------ SUPPLIED DATA

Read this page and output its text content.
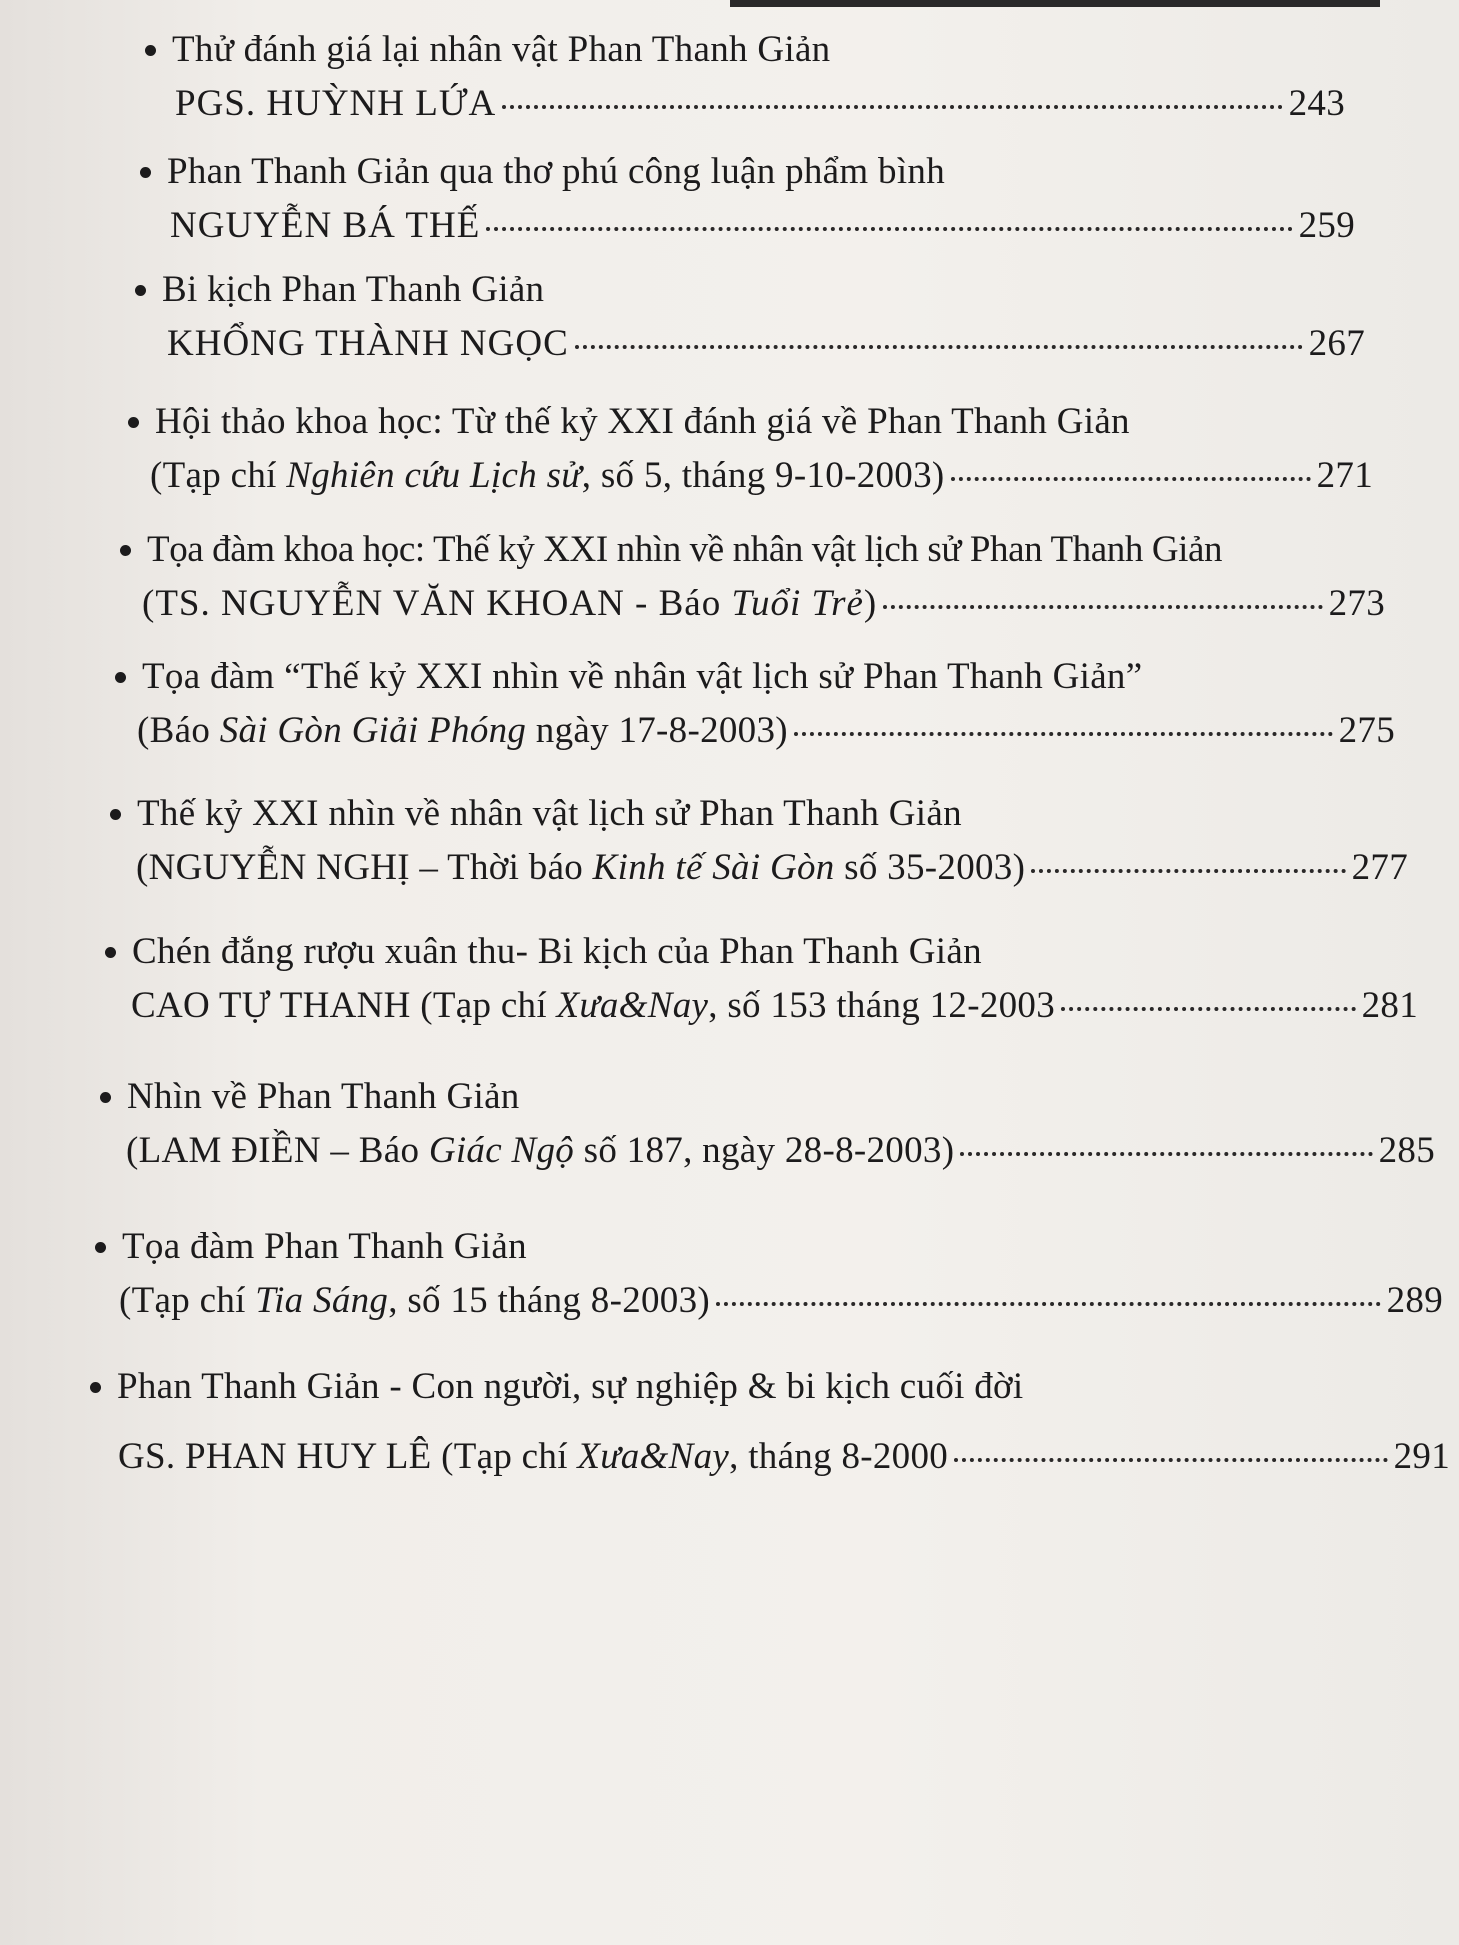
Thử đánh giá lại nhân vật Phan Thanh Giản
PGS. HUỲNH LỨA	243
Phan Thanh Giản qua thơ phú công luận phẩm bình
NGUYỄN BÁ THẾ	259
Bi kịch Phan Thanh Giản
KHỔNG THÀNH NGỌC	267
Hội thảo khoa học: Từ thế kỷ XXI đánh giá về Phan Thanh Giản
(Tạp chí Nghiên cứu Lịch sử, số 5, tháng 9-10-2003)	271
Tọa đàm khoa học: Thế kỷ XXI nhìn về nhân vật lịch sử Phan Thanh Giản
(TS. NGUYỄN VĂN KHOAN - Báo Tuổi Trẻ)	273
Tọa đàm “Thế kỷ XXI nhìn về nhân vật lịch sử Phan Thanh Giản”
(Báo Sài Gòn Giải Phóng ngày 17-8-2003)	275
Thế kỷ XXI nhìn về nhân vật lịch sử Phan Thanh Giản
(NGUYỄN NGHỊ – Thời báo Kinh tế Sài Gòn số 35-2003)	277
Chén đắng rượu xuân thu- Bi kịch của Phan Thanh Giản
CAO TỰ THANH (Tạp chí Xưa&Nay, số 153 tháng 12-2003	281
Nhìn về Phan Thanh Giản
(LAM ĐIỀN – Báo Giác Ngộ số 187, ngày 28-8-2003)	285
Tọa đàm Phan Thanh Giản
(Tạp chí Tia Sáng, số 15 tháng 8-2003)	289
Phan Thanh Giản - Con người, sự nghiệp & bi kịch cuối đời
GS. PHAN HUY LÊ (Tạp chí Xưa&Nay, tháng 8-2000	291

------------

→ WHAT YOU NEED TO DO
Repeat verbatim all the material, but not the pictures.

→ RESULT FOR THIS EXERCISE
Read this page and output its text content.
Thử đánh giá lại nhân vật Phan Thanh Giản
PGS. HUỲNH LỨA	243
Phan Thanh Giản qua thơ phú công luận phẩm bình
NGUYỄN BÁ THẾ	259
Bi kịch Phan Thanh Giản
KHỔNG THÀNH NGỌC	267
Hội thảo khoa học: Từ thế kỷ XXI đánh giá về Phan Thanh Giản
(Tạp chí Nghiên cứu Lịch sử, số 5, tháng 9-10-2003)	271
Tọa đàm khoa học: Thế kỷ XXI nhìn về nhân vật lịch sử Phan Thanh Giản
(TS. NGUYỄN VĂN KHOAN - Báo Tuổi Trẻ)	273
Tọa đàm “Thế kỷ XXI nhìn về nhân vật lịch sử Phan Thanh Giản”
(Báo Sài Gòn Giải Phóng ngày 17-8-2003)	275
Thế kỷ XXI nhìn về nhân vật lịch sử Phan Thanh Giản
(NGUYỄN NGHỊ – Thời báo Kinh tế Sài Gòn số 35-2003)	277
Chén đắng rượu xuân thu- Bi kịch của Phan Thanh Giản
CAO TỰ THANH (Tạp chí Xưa&Nay, số 153 tháng 12-2003	281
Nhìn về Phan Thanh Giản
(LAM ĐIỀN – Báo Giác Ngộ số 187, ngày 28-8-2003)	285
Tọa đàm Phan Thanh Giản
(Tạp chí Tia Sáng, số 15 tháng 8-2003)	289
Phan Thanh Giản - Con người, sự nghiệp & bi kịch cuối đời
GS. PHAN HUY LÊ (Tạp chí Xưa&Nay, tháng 8-2000	291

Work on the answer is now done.